_TASK STATEMENT:_
Each line in the entries below that holds the string "sweetest" is to be listed.

### AVAILABLE DATA

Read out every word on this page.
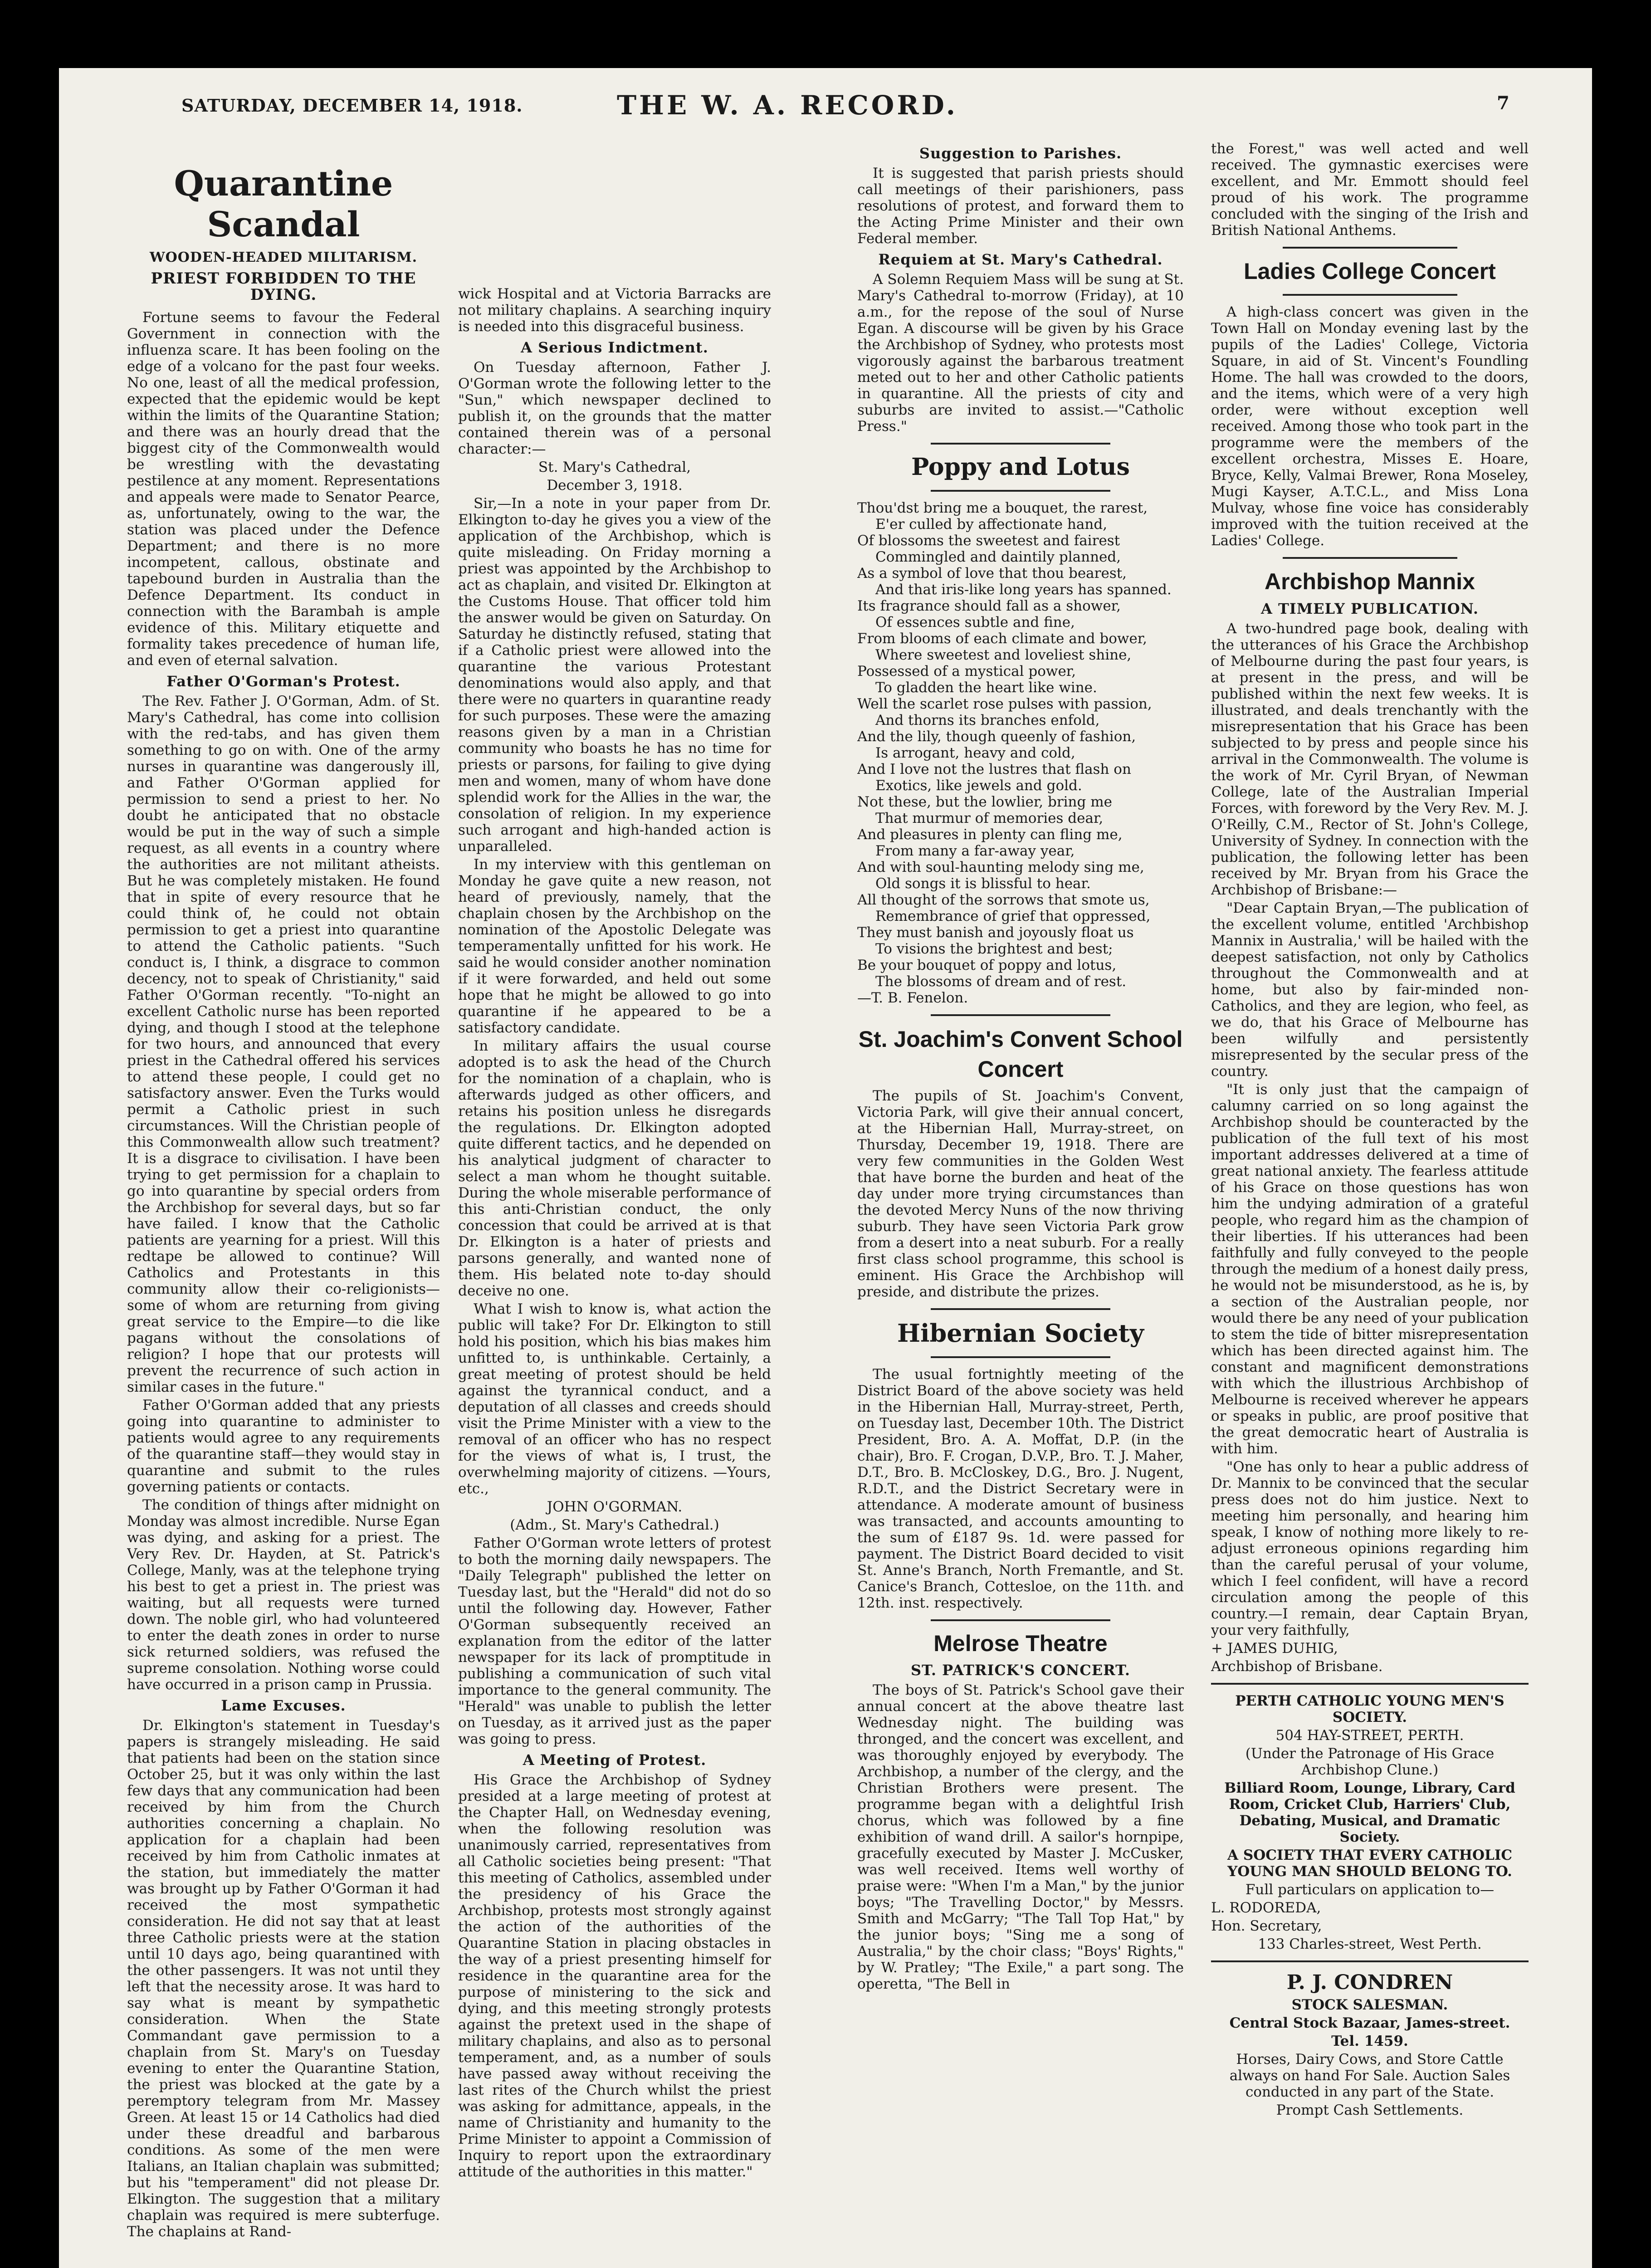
SATURDAY, DECEMBER 14, 1918.	THE W. A. RECORD.	7
Quarantine Scandal
WOODEN-HEADED MILITARISM.
PRIEST FORBIDDEN TO THE DYING.

Fortune seems to favour the Federal Government in connection with the influenza scare. It has been fooling on the edge of a volcano for the past four weeks. No one, least of all the medical profession, expected that the epidemic would be kept within the limits of the Quarantine Station; and there was an hourly dread that the biggest city of the Commonwealth would be wrestling with the devastating pestilence at any moment. Representations and appeals were made to Senator Pearce, as, unfortunately, owing to the war, the station was placed under the Defence Department; and there is no more incompetent, callous, obstinate and tapebound burden in Australia than the Defence Department. Its conduct in connection with the Barambah is ample evidence of this. Military etiquette and formality takes precedence of human life, and even of eternal salvation.

Father O'Gorman's Protest.

The Rev. Father J. O'Gorman, Adm. of St. Mary's Cathedral, has come into collision with the red-tabs, and has given them something to go on with. One of the army nurses in quarantine was dangerously ill, and Father O'Gorman applied for permission to send a priest to her. No doubt he anticipated that no obstacle would be put in the way of such a simple request, as all events in a country where the authorities are not militant atheists. But he was completely mistaken. He found that in spite of every resource that he could think of, he could not obtain permission to get a priest into quarantine to attend the Catholic patients. "Such conduct is, I think, a disgrace to common decency, not to speak of Christianity," said Father O'Gorman recently. "To-night an excellent Catholic nurse has been reported dying, and though I stood at the telephone for two hours, and announced that every priest in the Cathedral offered his services to attend these people, I could get no satisfactory answer. Even the Turks would permit a Catholic priest in such circumstances. Will the Christian people of this Commonwealth allow such treatment? It is a disgrace to civilisation. I have been trying to get permission for a chaplain to go into quarantine by special orders from the Archbishop for several days, but so far have failed. I know that the Catholic patients are yearning for a priest. Will this redtape be allowed to continue? Will Catholics and Protestants in this community allow their co-religionists—some of whom are returning from giving great service to the Empire—to die like pagans without the consolations of religion? I hope that our protests will prevent the recurrence of such action in similar cases in the future."

Father O'Gorman added that any priests going into quarantine to administer to patients would agree to any requirements of the quarantine staff—they would stay in quarantine and submit to the rules governing patients or contacts.

The condition of things after midnight on Monday was almost incredible. Nurse Egan was dying, and asking for a priest. The Very Rev. Dr. Hayden, at St. Patrick's College, Manly, was at the telephone trying his best to get a priest in. The priest was waiting, but all requests were turned down. The noble girl, who had volunteered to enter the death zones in order to nurse sick returned soldiers, was refused the supreme consolation. Nothing worse could have occurred in a prison camp in Prussia.

Lame Excuses.

Dr. Elkington's statement in Tuesday's papers is strangely misleading. He said that patients had been on the station since October 25, but it was only within the last few days that any communication had been received by him from the Church authorities concerning a chaplain. No application for a chaplain had been received by him from Catholic inmates at the station, but immediately the matter was brought up by Father O'Gorman it had received the most sympathetic consideration. He did not say that at least three Catholic priests were at the station until 10 days ago, being quarantined with the other passengers. It was not until they left that the necessity arose. It was hard to say what is meant by sympathetic consideration. When the State Commandant gave permission to a chaplain from St. Mary's on Tuesday evening to enter the Quarantine Station, the priest was blocked at the gate by a peremptory telegram from Mr. Massey Green. At least 15 or 14 Catholics had died under these dreadful and barbarous conditions. As some of the men were Italians, an Italian chaplain was submitted; but his "temperament" did not please Dr. Elkington. The suggestion that a military chaplain was required is mere subterfuge. The chaplains at Rand-

wick Hospital and at Victoria Barracks are not military chaplains. A searching inquiry is needed into this disgraceful business.

A Serious Indictment.

On Tuesday afternoon, Father J. O'Gorman wrote the following letter to the "Sun," which newspaper declined to publish it, on the grounds that the matter contained therein was of a personal character:—

St. Mary's Cathedral,

December 3, 1918.

Sir,—In a note in your paper from Dr. Elkington to-day he gives you a view of the application of the Archbishop, which is quite misleading. On Friday morning a priest was appointed by the Archbishop to act as chaplain, and visited Dr. Elkington at the Customs House. That officer told him the answer would be given on Saturday. On Saturday he distinctly refused, stating that if a Catholic priest were allowed into the quarantine the various Protestant denominations would also apply, and that there were no quarters in quarantine ready for such purposes. These were the amazing reasons given by a man in a Christian community who boasts he has no time for priests or parsons, for failing to give dying men and women, many of whom have done splendid work for the Allies in the war, the consolation of religion. In my experience such arrogant and high-handed action is unparalleled.

In my interview with this gentleman on Monday he gave quite a new reason, not heard of previously, namely, that the chaplain chosen by the Archbishop on the nomination of the Apostolic Delegate was temperamentally unfitted for his work. He said he would consider another nomination if it were forwarded, and held out some hope that he might be allowed to go into quarantine if he appeared to be a satisfactory candidate.

In military affairs the usual course adopted is to ask the head of the Church for the nomination of a chaplain, who is afterwards judged as other officers, and retains his position unless he disregards the regulations. Dr. Elkington adopted quite different tactics, and he depended on his analytical judgment of character to select a man whom he thought suitable. During the whole miserable performance of this anti-Christian conduct, the only concession that could be arrived at is that Dr. Elkington is a hater of priests and parsons generally, and wanted none of them. His belated note to-day should deceive no one.

What I wish to know is, what action the public will take? For Dr. Elkington to still hold his position, which his bias makes him unfitted to, is unthinkable. Certainly, a great meeting of protest should be held against the tyrannical conduct, and a deputation of all classes and creeds should visit the Prime Minister with a view to the removal of an officer who has no respect for the views of what is, I trust, the overwhelming majority of citizens. —Yours, etc.,

JOHN O'GORMAN.

(Adm., St. Mary's Cathedral.)

Father O'Gorman wrote letters of protest to both the morning daily newspapers. The "Daily Telegraph" published the letter on Tuesday last, but the "Herald" did not do so until the following day. However, Father O'Gorman subsequently received an explanation from the editor of the latter newspaper for its lack of promptitude in publishing a communication of such vital importance to the general community. The "Herald" was unable to publish the letter on Tuesday, as it arrived just as the paper was going to press.

A Meeting of Protest.

His Grace the Archbishop of Sydney presided at a large meeting of protest at the Chapter Hall, on Wednesday evening, when the following resolution was unanimously carried, representatives from all Catholic societies being present: "That this meeting of Catholics, assembled under the presidency of his Grace the Archbishop, protests most strongly against the action of the authorities of the Quarantine Station in placing obstacles in the way of a priest presenting himself for residence in the quarantine area for the purpose of ministering to the sick and dying, and this meeting strongly protests against the pretext used in the shape of military chaplains, and also as to personal temperament, and, as a number of souls have passed away without receiving the last rites of the Church whilst the priest was asking for admittance, appeals, in the name of Christianity and humanity to the Prime Minister to appoint a Commission of Inquiry to report upon the extraordinary attitude of the authorities in this matter."

Suggestion to Parishes.

It is suggested that parish priests should call meetings of their parishioners, pass resolutions of protest, and forward them to the Acting Prime Minister and their own Federal member.

Requiem at St. Mary's Cathedral.

A Solemn Requiem Mass will be sung at St. Mary's Cathedral to-morrow (Friday), at 10 a.m., for the repose of the soul of Nurse Egan. A discourse will be given by his Grace the Archbishop of Sydney, who protests most vigorously against the barbarous treatment meted out to her and other Catholic patients in quarantine. All the priests of city and suburbs are invited to assist.—"Catholic Press."

Poppy and Lotus

Thou'dst bring me a bouquet, the rarest,

E'er culled by affectionate hand,

Of blossoms the sweetest and fairest

Commingled and daintily planned,

As a symbol of love that thou bearest,

And that iris-like long years has spanned.

Its fragrance should fall as a shower,

Of essences subtle and fine,

From blooms of each climate and bower,

Where sweetest and loveliest shine,

Possessed of a mystical power,

To gladden the heart like wine.

Well the scarlet rose pulses with passion,

And thorns its branches enfold,

And the lily, though queenly of fashion,

Is arrogant, heavy and cold,

And I love not the lustres that flash on

Exotics, like jewels and gold.

Not these, but the lowlier, bring me

That murmur of memories dear,

And pleasures in plenty can fling me,

From many a far-away year,

And with soul-haunting melody sing me,

Old songs it is blissful to hear.

All thought of the sorrows that smote us,

Remembrance of grief that oppressed,

They must banish and joyously float us

To visions the brightest and best;

Be your bouquet of poppy and lotus,

The blossoms of dream and of rest.

—T. B. Fenelon.

St. Joachim's Convent School Concert

The pupils of St. Joachim's Convent, Victoria Park, will give their annual concert, at the Hibernian Hall, Murray-street, on Thursday, December 19, 1918. There are very few communities in the Golden West that have borne the burden and heat of the day under more trying circumstances than the devoted Mercy Nuns of the now thriving suburb. They have seen Victoria Park grow from a desert into a neat suburb. For a really first class school programme, this school is eminent. His Grace the Archbishop will preside, and distribute the prizes.

Hibernian Society

The usual fortnightly meeting of the District Board of the above society was held in the Hibernian Hall, Murray-street, Perth, on Tuesday last, December 10th. The District President, Bro. A. A. Moffat, D.P. (in the chair), Bro. F. Crogan, D.V.P., Bro. T. J. Maher, D.T., Bro. B. McCloskey, D.G., Bro. J. Nugent, R.D.T., and the District Secretary were in attendance. A moderate amount of business was transacted, and accounts amounting to the sum of £187 9s. 1d. were passed for payment. The District Board decided to visit St. Anne's Branch, North Fremantle, and St. Canice's Branch, Cottesloe, on the 11th. and 12th. inst. respectively.

Melrose Theatre
ST. PATRICK'S CONCERT.

The boys of St. Patrick's School gave their annual concert at the above theatre last Wednesday night. The building was thronged, and the concert was excellent, and was thoroughly enjoyed by everybody. The Archbishop, a number of the clergy, and the Christian Brothers were present. The programme began with a delightful Irish chorus, which was followed by a fine exhibition of wand drill. A sailor's hornpipe, gracefully executed by Master J. McCusker, was well received. Items well worthy of praise were: "When I'm a Man," by the junior boys; "The Travelling Doctor," by Messrs. Smith and McGarry; "The Tall Top Hat," by the junior boys; "Sing me a song of Australia," by the choir class; "Boys' Rights," by W. Pratley; "The Exile," a part song. The operetta, "The Bell in

the Forest," was well acted and well received. The gymnastic exercises were excellent, and Mr. Emmott should feel proud of his work. The programme concluded with the singing of the Irish and British National Anthems.

Ladies College Concert

A high-class concert was given in the Town Hall on Monday evening last by the pupils of the Ladies' College, Victoria Square, in aid of St. Vincent's Foundling Home. The hall was crowded to the doors, and the items, which were of a very high order, were without exception well received. Among those who took part in the programme were the members of the excellent orchestra, Misses E. Hoare, Bryce, Kelly, Valmai Brewer, Rona Moseley, Mugi Kayser, A.T.C.L., and Miss Lona Mulvay, whose fine voice has considerably improved with the tuition received at the Ladies' College.

Archbishop Mannix
A TIMELY PUBLICATION.

A two-hundred page book, dealing with the utterances of his Grace the Archbishop of Melbourne during the past four years, is at present in the press, and will be published within the next few weeks. It is illustrated, and deals trenchantly with the misrepresentation that his Grace has been subjected to by press and people since his arrival in the Commonwealth. The volume is the work of Mr. Cyril Bryan, of Newman College, late of the Australian Imperial Forces, with foreword by the Very Rev. M. J. O'Reilly, C.M., Rector of St. John's College, University of Sydney. In connection with the publication, the following letter has been received by Mr. Bryan from his Grace the Archbishop of Brisbane:—

"Dear Captain Bryan,—The publication of the excellent volume, entitled 'Archbishop Mannix in Australia,' will be hailed with the deepest satisfaction, not only by Catholics throughout the Commonwealth and at home, but also by fair-minded non-Catholics, and they are legion, who feel, as we do, that his Grace of Melbourne has been wilfully and persistently misrepresented by the secular press of the country.

"It is only just that the campaign of calumny carried on so long against the Archbishop should be counteracted by the publication of the full text of his most important addresses delivered at a time of great national anxiety. The fearless attitude of his Grace on those questions has won him the undying admiration of a grateful people, who regard him as the champion of their liberties. If his utterances had been faithfully and fully conveyed to the people through the medium of a honest daily press, he would not be misunderstood, as he is, by a section of the Australian people, nor would there be any need of your publication to stem the tide of bitter misrepresentation which has been directed against him. The constant and magnificent demonstrations with which the illustrious Archbishop of Melbourne is received wherever he appears or speaks in public, are proof positive that the great democratic heart of Australia is with him.

"One has only to hear a public address of Dr. Mannix to be convinced that the secular press does not do him justice. Next to meeting him personally, and hearing him speak, I know of nothing more likely to re-adjust erroneous opinions regarding him than the careful perusal of your volume, which I feel confident, will have a record circulation among the people of this country.—I remain, dear Captain Bryan, your very faithfully,

+ JAMES DUHIG,

Archbishop of Brisbane.

PERTH CATHOLIC YOUNG MEN'S SOCIETY.

504 HAY-STREET, PERTH.

(Under the Patronage of His Grace Archbishop Clune.)

Billiard Room, Lounge, Library, Card Room, Cricket Club, Harriers' Club, Debating, Musical, and Dramatic Society.

A SOCIETY THAT EVERY CATHOLIC YOUNG MAN SHOULD BELONG TO.

Full particulars on application to—

L. RODOREDA,

Hon. Secretary,

133 Charles-street, West Perth.

P. J. CONDREN

STOCK SALESMAN.

Central Stock Bazaar, James-street.

Tel. 1459.

Horses, Dairy Cows, and Store Cattle always on hand For Sale. Auction Sales conducted in any part of the State.

Prompt Cash Settlements.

######

_RESPONSE:_
Of blossoms the sweetest and fairest
Where sweetest and loveliest shine,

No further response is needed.